--- Task to carry out ---
Single out the lines of the material that contain "dont" and copy them.

▬▬▬

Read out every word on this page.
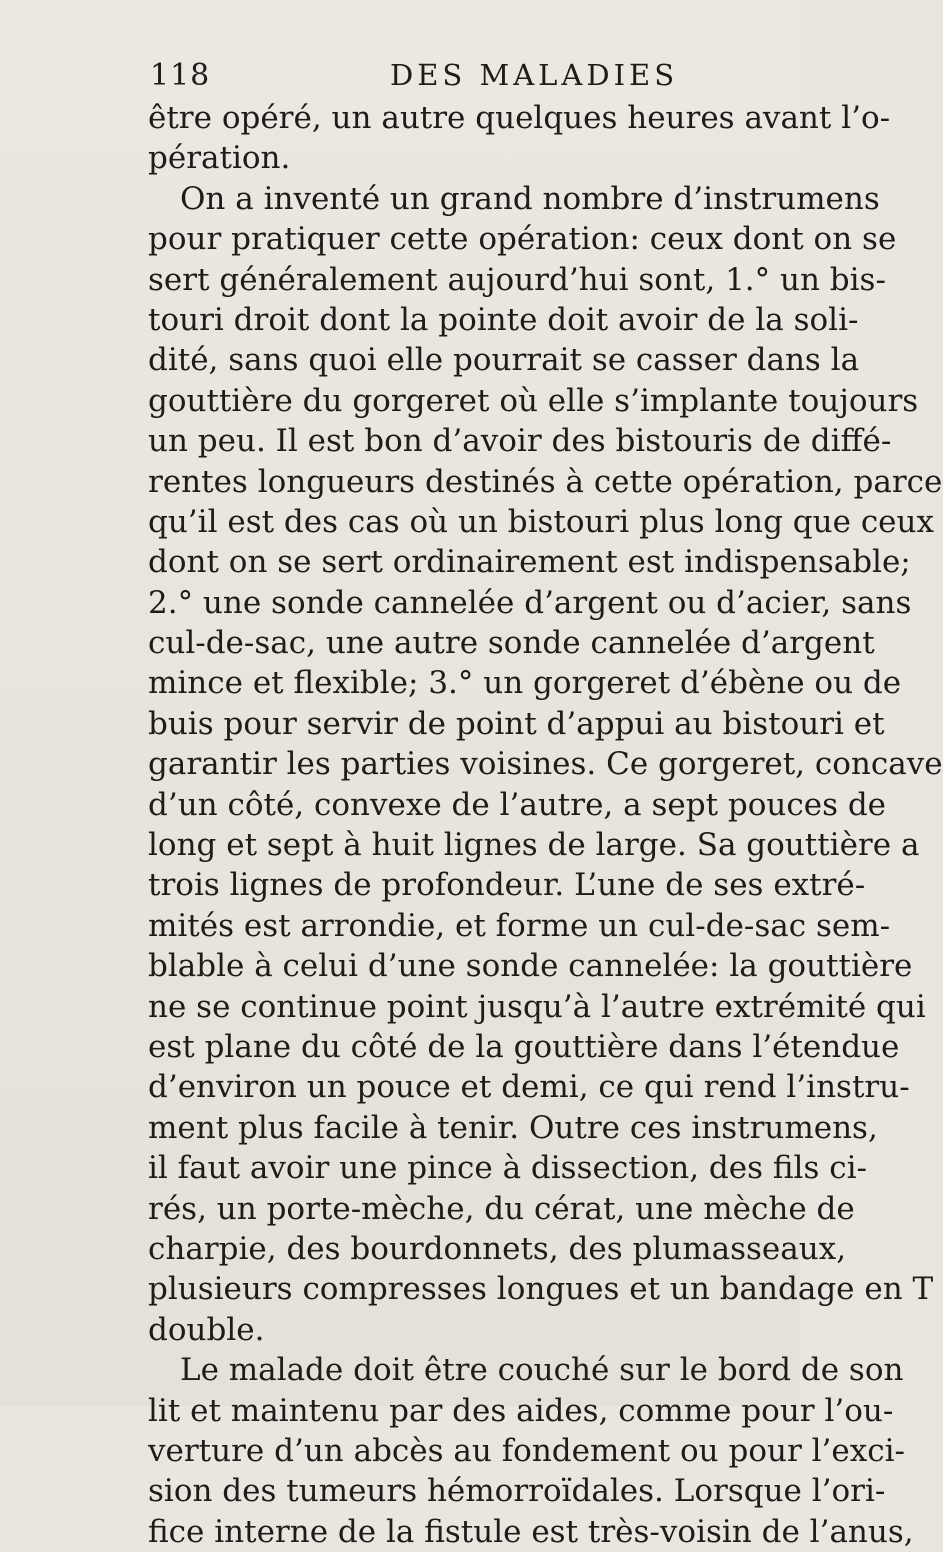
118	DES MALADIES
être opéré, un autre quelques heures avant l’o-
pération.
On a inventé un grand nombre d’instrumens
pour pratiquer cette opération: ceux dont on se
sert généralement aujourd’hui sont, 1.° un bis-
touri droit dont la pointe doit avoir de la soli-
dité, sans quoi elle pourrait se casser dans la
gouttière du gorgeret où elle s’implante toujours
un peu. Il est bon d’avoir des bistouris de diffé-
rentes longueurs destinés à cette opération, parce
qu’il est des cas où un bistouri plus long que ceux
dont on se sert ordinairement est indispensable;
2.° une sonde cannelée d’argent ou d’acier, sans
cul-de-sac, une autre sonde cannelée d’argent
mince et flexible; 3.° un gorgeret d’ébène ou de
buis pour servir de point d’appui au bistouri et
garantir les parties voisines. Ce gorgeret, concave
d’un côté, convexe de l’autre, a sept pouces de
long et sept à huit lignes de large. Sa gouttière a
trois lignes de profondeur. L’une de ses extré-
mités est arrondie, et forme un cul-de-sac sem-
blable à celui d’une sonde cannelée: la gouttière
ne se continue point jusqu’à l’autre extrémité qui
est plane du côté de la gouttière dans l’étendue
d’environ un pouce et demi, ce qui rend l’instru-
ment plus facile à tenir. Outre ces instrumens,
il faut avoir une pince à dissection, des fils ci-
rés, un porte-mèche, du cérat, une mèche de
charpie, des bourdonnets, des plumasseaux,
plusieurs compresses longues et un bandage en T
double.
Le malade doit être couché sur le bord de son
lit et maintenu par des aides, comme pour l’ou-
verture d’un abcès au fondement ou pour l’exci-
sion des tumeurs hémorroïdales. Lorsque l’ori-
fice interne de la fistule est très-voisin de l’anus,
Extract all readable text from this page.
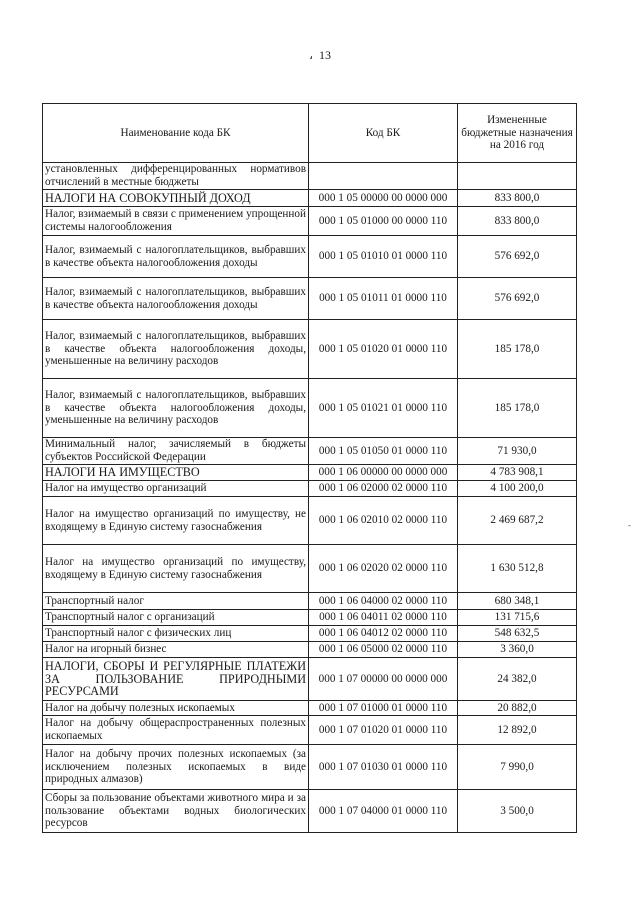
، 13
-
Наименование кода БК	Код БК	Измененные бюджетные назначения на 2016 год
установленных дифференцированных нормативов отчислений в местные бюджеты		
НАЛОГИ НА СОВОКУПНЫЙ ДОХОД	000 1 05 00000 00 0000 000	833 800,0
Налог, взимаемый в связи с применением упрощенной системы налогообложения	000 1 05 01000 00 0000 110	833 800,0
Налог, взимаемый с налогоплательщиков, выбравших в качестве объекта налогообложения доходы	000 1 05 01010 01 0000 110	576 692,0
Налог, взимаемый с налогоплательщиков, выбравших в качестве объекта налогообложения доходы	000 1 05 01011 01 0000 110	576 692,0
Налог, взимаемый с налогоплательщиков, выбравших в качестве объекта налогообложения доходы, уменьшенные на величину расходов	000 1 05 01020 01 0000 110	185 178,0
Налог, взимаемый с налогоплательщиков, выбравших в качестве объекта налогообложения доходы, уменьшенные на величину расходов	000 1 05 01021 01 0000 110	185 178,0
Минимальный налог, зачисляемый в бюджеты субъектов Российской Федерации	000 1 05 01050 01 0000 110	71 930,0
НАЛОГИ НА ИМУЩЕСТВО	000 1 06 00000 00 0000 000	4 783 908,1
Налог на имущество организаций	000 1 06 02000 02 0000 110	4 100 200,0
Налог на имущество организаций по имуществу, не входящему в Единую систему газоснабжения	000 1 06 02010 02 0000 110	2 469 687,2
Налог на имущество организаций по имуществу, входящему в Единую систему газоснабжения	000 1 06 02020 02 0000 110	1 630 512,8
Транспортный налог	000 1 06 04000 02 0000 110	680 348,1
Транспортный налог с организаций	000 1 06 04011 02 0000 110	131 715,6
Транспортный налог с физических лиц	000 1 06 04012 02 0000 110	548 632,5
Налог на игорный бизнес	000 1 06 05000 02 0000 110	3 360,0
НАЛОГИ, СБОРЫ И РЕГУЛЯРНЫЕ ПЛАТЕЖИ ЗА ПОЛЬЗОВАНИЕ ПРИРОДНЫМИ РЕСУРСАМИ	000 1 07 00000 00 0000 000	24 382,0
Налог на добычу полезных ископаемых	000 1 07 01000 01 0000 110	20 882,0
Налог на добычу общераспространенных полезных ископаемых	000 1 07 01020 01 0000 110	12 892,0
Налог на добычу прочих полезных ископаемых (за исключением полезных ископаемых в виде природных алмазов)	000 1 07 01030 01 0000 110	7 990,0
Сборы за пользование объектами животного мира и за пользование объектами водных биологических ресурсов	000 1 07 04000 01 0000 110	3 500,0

▬▬▬

--- Result of this exercise ---
pour pratiquer cette opération: ceux dont on se
touri droit dont la pointe doit avoir de la soli-
dont on se sert ordinairement est indispensable;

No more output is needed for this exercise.